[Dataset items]
__________
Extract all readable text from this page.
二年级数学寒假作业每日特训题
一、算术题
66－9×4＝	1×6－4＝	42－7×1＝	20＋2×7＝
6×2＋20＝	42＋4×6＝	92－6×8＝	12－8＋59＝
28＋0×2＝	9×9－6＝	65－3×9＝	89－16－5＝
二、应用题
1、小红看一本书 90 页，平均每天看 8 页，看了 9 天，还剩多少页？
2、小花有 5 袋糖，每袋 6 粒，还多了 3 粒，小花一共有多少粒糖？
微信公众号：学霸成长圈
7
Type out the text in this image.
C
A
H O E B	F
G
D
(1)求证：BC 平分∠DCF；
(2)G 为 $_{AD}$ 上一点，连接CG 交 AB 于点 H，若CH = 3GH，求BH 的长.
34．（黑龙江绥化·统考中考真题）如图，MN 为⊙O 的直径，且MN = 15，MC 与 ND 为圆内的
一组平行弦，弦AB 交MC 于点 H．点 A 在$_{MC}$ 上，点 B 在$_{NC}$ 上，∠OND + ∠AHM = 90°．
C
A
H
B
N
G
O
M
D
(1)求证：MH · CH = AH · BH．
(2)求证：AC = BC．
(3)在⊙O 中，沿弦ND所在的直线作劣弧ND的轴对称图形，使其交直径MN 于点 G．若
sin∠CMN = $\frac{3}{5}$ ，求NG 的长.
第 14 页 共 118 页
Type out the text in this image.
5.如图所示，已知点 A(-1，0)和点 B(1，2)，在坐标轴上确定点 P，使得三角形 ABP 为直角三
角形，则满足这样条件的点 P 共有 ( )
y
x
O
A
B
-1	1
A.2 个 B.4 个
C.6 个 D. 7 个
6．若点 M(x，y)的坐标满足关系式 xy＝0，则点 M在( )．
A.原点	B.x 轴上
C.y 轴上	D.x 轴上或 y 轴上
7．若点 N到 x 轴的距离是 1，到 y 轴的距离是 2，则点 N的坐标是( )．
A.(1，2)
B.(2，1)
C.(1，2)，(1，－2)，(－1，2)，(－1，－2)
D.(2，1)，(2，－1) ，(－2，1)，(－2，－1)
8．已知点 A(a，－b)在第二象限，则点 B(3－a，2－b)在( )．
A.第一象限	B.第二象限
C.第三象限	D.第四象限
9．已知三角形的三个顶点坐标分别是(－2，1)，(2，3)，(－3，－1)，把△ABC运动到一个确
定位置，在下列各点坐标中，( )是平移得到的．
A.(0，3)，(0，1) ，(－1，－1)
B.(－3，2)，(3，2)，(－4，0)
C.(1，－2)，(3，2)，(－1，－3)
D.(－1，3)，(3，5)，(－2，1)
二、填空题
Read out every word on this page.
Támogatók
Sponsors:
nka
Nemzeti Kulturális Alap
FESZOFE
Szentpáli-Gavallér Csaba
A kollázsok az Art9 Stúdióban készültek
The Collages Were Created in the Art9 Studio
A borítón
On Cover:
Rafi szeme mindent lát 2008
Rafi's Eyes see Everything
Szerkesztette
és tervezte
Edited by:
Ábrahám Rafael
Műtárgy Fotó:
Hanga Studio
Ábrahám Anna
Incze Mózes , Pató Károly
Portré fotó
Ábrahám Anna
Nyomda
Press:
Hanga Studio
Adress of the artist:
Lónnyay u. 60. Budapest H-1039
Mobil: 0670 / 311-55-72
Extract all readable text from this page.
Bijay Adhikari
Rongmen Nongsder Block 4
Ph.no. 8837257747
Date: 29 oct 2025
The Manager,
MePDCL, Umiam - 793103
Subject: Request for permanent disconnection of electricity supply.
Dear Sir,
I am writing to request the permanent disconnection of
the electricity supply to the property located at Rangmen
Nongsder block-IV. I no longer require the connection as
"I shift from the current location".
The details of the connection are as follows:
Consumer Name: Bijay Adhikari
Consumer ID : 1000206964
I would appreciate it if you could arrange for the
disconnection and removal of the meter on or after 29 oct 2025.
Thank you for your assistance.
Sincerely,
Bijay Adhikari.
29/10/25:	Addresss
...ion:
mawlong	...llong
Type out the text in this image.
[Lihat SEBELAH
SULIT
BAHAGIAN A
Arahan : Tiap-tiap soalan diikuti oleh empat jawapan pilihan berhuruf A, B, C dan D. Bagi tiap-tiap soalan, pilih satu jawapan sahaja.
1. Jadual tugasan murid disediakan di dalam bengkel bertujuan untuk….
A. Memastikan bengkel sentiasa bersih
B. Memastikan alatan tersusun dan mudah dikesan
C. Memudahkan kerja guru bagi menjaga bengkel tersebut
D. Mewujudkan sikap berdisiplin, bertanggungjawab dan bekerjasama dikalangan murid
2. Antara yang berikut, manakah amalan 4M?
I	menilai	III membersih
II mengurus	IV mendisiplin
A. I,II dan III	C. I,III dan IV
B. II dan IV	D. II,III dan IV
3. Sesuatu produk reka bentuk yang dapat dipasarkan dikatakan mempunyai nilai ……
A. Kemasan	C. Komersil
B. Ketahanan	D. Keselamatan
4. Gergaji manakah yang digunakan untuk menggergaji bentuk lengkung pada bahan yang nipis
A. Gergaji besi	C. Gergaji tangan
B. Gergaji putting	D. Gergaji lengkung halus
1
__________
=== Task ===
Reproduce all of the entries word for word.

=== Problem solution ===
Extract all readable text from this page.
二年级数学寒假作业每日特训题
一、算术题
66－9×4＝	1×6－4＝	42－7×1＝	20＋2×7＝
6×2＋20＝	42＋4×6＝	92－6×8＝	12－8＋59＝
28＋0×2＝	9×9－6＝	65－3×9＝	89－16－5＝
二、应用题
1、小红看一本书 90 页，平均每天看 8 页，看了 9 天，还剩多少页？
2、小花有 5 袋糖，每袋 6 粒，还多了 3 粒，小花一共有多少粒糖？
微信公众号：学霸成长圈
7
Type out the text in this image.
C
A
H O E B	F
G
D
(1)求证：BC 平分∠DCF；
(2)G 为 $_{AD}$ 上一点，连接CG 交 AB 于点 H，若CH = 3GH，求BH 的长.
34．（黑龙江绥化·统考中考真题）如图，MN 为⊙O 的直径，且MN = 15，MC 与 ND 为圆内的
一组平行弦，弦AB 交MC 于点 H．点 A 在$_{MC}$ 上，点 B 在$_{NC}$ 上，∠OND + ∠AHM = 90°．
C
A
H
B
N
G
O
M
D
(1)求证：MH · CH = AH · BH．
(2)求证：AC = BC．
(3)在⊙O 中，沿弦ND所在的直线作劣弧ND的轴对称图形，使其交直径MN 于点 G．若
sin∠CMN = $\frac{3}{5}$ ，求NG 的长.
第 14 页 共 118 页
Type out the text in this image.
5.如图所示，已知点 A(-1，0)和点 B(1，2)，在坐标轴上确定点 P，使得三角形 ABP 为直角三
角形，则满足这样条件的点 P 共有 ( )
y
x
O
A
B
-1	1
A.2 个 B.4 个
C.6 个 D. 7 个
6．若点 M(x，y)的坐标满足关系式 xy＝0，则点 M在( )．
A.原点	B.x 轴上
C.y 轴上	D.x 轴上或 y 轴上
7．若点 N到 x 轴的距离是 1，到 y 轴的距离是 2，则点 N的坐标是( )．
A.(1，2)
B.(2，1)
C.(1，2)，(1，－2)，(－1，2)，(－1，－2)
D.(2，1)，(2，－1) ，(－2，1)，(－2，－1)
8．已知点 A(a，－b)在第二象限，则点 B(3－a，2－b)在( )．
A.第一象限	B.第二象限
C.第三象限	D.第四象限
9．已知三角形的三个顶点坐标分别是(－2，1)，(2，3)，(－3，－1)，把△ABC运动到一个确
定位置，在下列各点坐标中，( )是平移得到的．
A.(0，3)，(0，1) ，(－1，－1)
B.(－3，2)，(3，2)，(－4，0)
C.(1，－2)，(3，2)，(－1，－3)
D.(－1，3)，(3，5)，(－2，1)
二、填空题
Read out every word on this page.
Támogatók
Sponsors:
nka
Nemzeti Kulturális Alap
FESZOFE
Szentpáli-Gavallér Csaba
A kollázsok az Art9 Stúdióban készültek
The Collages Were Created in the Art9 Studio
A borítón
On Cover:
Rafi szeme mindent lát 2008
Rafi's Eyes see Everything
Szerkesztette
és tervezte
Edited by:
Ábrahám Rafael
Műtárgy Fotó:
Hanga Studio
Ábrahám Anna
Incze Mózes , Pató Károly
Portré fotó
Ábrahám Anna
Nyomda
Press:
Hanga Studio
Adress of the artist:
Lónnyay u. 60. Budapest H-1039
Mobil: 0670 / 311-55-72
Extract all readable text from this page.
Bijay Adhikari
Rongmen Nongsder Block 4
Ph.no. 8837257747
Date: 29 oct 2025
The Manager,
MePDCL, Umiam - 793103
Subject: Request for permanent disconnection of electricity supply.
Dear Sir,
I am writing to request the permanent disconnection of
the electricity supply to the property located at Rangmen
Nongsder block-IV. I no longer require the connection as
"I shift from the current location".
The details of the connection are as follows:
Consumer Name: Bijay Adhikari
Consumer ID : 1000206964
I would appreciate it if you could arrange for the
disconnection and removal of the meter on or after 29 oct 2025.
Thank you for your assistance.
Sincerely,
Bijay Adhikari.
29/10/25:	Addresss
...ion:
mawlong	...llong
Type out the text in this image.
[Lihat SEBELAH
SULIT
BAHAGIAN A
Arahan : Tiap-tiap soalan diikuti oleh empat jawapan pilihan berhuruf A, B, C dan D. Bagi tiap-tiap soalan, pilih satu jawapan sahaja.
1. Jadual tugasan murid disediakan di dalam bengkel bertujuan untuk….
A. Memastikan bengkel sentiasa bersih
B. Memastikan alatan tersusun dan mudah dikesan
C. Memudahkan kerja guru bagi menjaga bengkel tersebut
D. Mewujudkan sikap berdisiplin, bertanggungjawab dan bekerjasama dikalangan murid
2. Antara yang berikut, manakah amalan 4M?
I	menilai	III membersih
II mengurus	IV mendisiplin
A. I,II dan III	C. I,III dan IV
B. II dan IV	D. II,III dan IV
3. Sesuatu produk reka bentuk yang dapat dipasarkan dikatakan mempunyai nilai ……
A. Kemasan	C. Komersil
B. Ketahanan	D. Keselamatan
4. Gergaji manakah yang digunakan untuk menggergaji bentuk lengkung pada bahan yang nipis
A. Gergaji besi	C. Gergaji tangan
B. Gergaji putting	D. Gergaji lengkung halus
1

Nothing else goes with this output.